* BEGIN *
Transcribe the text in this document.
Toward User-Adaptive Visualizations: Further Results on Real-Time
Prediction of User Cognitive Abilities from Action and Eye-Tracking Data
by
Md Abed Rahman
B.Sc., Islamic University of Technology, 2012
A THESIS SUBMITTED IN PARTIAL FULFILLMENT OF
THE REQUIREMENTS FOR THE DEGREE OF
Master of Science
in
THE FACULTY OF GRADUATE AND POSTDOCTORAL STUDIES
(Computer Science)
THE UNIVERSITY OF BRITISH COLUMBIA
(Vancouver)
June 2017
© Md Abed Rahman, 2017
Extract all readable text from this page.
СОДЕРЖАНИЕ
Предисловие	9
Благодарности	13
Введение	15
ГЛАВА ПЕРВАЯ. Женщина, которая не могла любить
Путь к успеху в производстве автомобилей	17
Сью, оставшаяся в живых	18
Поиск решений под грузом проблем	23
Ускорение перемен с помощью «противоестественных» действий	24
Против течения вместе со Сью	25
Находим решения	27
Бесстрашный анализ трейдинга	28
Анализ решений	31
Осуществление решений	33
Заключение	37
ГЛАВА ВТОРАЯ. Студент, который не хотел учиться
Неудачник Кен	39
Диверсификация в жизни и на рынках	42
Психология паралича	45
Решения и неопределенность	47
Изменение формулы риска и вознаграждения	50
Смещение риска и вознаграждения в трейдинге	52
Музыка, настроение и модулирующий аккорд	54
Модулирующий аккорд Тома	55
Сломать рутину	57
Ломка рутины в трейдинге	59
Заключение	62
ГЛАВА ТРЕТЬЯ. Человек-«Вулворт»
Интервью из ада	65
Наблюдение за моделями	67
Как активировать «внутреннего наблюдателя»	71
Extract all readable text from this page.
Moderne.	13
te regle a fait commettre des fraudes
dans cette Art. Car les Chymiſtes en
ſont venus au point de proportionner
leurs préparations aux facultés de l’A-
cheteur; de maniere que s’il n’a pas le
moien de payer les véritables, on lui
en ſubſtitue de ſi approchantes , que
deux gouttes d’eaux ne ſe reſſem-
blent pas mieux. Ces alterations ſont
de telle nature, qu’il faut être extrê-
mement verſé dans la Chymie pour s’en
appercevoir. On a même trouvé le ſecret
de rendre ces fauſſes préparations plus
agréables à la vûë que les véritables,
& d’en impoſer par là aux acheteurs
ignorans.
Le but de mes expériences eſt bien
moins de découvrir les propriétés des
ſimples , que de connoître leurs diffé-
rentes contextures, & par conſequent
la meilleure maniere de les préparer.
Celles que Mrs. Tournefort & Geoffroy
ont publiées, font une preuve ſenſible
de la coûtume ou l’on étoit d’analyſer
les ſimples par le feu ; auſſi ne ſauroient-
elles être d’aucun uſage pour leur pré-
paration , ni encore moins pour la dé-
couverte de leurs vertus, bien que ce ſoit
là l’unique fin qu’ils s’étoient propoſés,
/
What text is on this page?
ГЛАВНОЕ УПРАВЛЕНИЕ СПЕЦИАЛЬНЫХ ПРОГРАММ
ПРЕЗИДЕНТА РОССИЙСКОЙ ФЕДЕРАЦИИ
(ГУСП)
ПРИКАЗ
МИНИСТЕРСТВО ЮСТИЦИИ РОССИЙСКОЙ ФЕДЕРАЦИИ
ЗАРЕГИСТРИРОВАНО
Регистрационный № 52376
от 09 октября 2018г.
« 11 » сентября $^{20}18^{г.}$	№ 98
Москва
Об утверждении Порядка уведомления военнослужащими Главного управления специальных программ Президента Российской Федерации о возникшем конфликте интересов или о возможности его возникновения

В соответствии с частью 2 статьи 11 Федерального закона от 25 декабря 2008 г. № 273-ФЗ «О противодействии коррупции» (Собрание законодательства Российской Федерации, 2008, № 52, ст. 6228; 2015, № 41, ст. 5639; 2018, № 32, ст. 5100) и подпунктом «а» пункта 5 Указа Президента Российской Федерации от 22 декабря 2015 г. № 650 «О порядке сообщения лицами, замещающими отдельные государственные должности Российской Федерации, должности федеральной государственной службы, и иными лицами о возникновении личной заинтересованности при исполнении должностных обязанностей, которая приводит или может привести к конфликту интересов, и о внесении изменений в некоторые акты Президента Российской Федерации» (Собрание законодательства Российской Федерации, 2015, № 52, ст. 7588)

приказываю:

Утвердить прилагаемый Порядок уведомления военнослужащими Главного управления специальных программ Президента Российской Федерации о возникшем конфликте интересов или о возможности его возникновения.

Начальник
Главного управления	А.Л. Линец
* END *
- _PROBLEM REQUIREMENTS_
Reply with nothing but a number: how many lines of the entries above contain the string "véritables"?

- _COMPLETED TASK_
2